— Begin PROVIDED RECORDS —
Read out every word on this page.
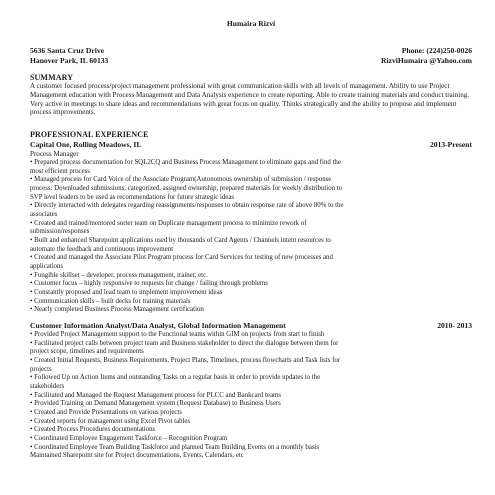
Humaira Rizvi
5636 Santa Cruz Drive	Phone: (224)250-0026
Hanover Park, IL 60133	RizviHumaira @Yahoo.com
SUMMARY
A customer focused process/project management professional with great communication skills with all levels of management. Ability to use Project Management education with Process Management and Data Analysis experience to create reporting. Able to create training materials and conduct training. Very active in meetings to share ideas and recommendations with great focus on quality. Thinks strategically and the ability to propose and implement process improvements.
PROFESSIONAL EXPERIENCE
Capital One, Rolling Meadows, IL	2013-Present
Process Manager
• Prepared process documentation for SQL2CQ and Business Process Management to eliminate gaps and find the
most efficient process
• Managed process for Card Voice of the Associate Program(Autonomous ownership of submission / response
process: Downloaded submissions, categorized, assigned ownership, prepared materials for weekly distribution to
SVP level leaders to be used as recommendations for future strategic ideas
• Directly interacted with delegates regarding reassignments/responses to obtain response rate of above 80% to the
associates
• Created and trained/mentored sorter team on Duplicate management process to minimize rework of
submission/responses
• Built and enhanced Sharepoint applications used by thousands of Card Agents / Channels intent resources to
automate the feedback and continuous improvement
• Created and managed the Associate Pilot Program process for Card Services for testing of new processes and
applications
• Fungible skillset – developer, process management, trainer, etc.
• Customer focus – highly responsive to requests for change / failing through problems
• Constantly proposed and lead team to implement improvement ideas
• Communication skills – built decks for training materials
• Nearly completed Business Process Management certification
Customer Information Analyst/Data Analyst, Global Information Management	2010- 2013
• Provided Project Management support to the Functional teams within GIM on projects from start to finish
• Facilitated project calls between project team and Business stakeholder to direct the dialogue between them for
project scope, timelines and requirements
• Created Initial Requests, Business Requirements, Project Plans, Timelines, process flowcharts and Task lists for
projects
• Followed Up on Action Items and outstanding Tasks on a regular basis in order to provide updates to the
stakeholders
• Facilitated and Managed the Request Management process for PLCC and Bankcard teams
• Provided Training on Demand Management system (Request Database) to Business Users
• Created and Provide Presentations on various projects
• Created reports for management using Excel Pivot tables
• Created Process Procedures documentations
• Coordinated Employee Engagement Taskforce – Recognition Program
• Coordinated Employee Team Building Taskforce and planned Team Building Events on a monthly basis
Maintained Sharepoint site for Project documentations, Events, Calendars, etc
— End PROVIDED RECORDS —
(WHAT IS ASKED): Print the records word for word and exclude any picture they hold.

(EXERCISE ANSWER):
Read out every word on this page.
Humaira Rizvi
5636 Santa Cruz Drive	Phone: (224)250-0026
Hanover Park, IL 60133	RizviHumaira @Yahoo.com
SUMMARY
A customer focused process/project management professional with great communication skills with all levels of management. Ability to use Project Management education with Process Management and Data Analysis experience to create reporting. Able to create training materials and conduct training. Very active in meetings to share ideas and recommendations with great focus on quality. Thinks strategically and the ability to propose and implement process improvements.
PROFESSIONAL EXPERIENCE
Capital One, Rolling Meadows, IL	2013-Present
Process Manager
• Prepared process documentation for SQL2CQ and Business Process Management to eliminate gaps and find the
most efficient process
• Managed process for Card Voice of the Associate Program(Autonomous ownership of submission / response
process: Downloaded submissions, categorized, assigned ownership, prepared materials for weekly distribution to
SVP level leaders to be used as recommendations for future strategic ideas
• Directly interacted with delegates regarding reassignments/responses to obtain response rate of above 80% to the
associates
• Created and trained/mentored sorter team on Duplicate management process to minimize rework of
submission/responses
• Built and enhanced Sharepoint applications used by thousands of Card Agents / Channels intent resources to
automate the feedback and continuous improvement
• Created and managed the Associate Pilot Program process for Card Services for testing of new processes and
applications
• Fungible skillset – developer, process management, trainer, etc.
• Customer focus – highly responsive to requests for change / failing through problems
• Constantly proposed and lead team to implement improvement ideas
• Communication skills – built decks for training materials
• Nearly completed Business Process Management certification
Customer Information Analyst/Data Analyst, Global Information Management	2010- 2013
• Provided Project Management support to the Functional teams within GIM on projects from start to finish
• Facilitated project calls between project team and Business stakeholder to direct the dialogue between them for
project scope, timelines and requirements
• Created Initial Requests, Business Requirements, Project Plans, Timelines, process flowcharts and Task lists for
projects
• Followed Up on Action Items and outstanding Tasks on a regular basis in order to provide updates to the
stakeholders
• Facilitated and Managed the Request Management process for PLCC and Bankcard teams
• Provided Training on Demand Management system (Request Database) to Business Users
• Created and Provide Presentations on various projects
• Created reports for management using Excel Pivot tables
• Created Process Procedures documentations
• Coordinated Employee Engagement Taskforce – Recognition Program
• Coordinated Employee Team Building Taskforce and planned Team Building Events on a monthly basis
Maintained Sharepoint site for Project documentations, Events, Calendars, etc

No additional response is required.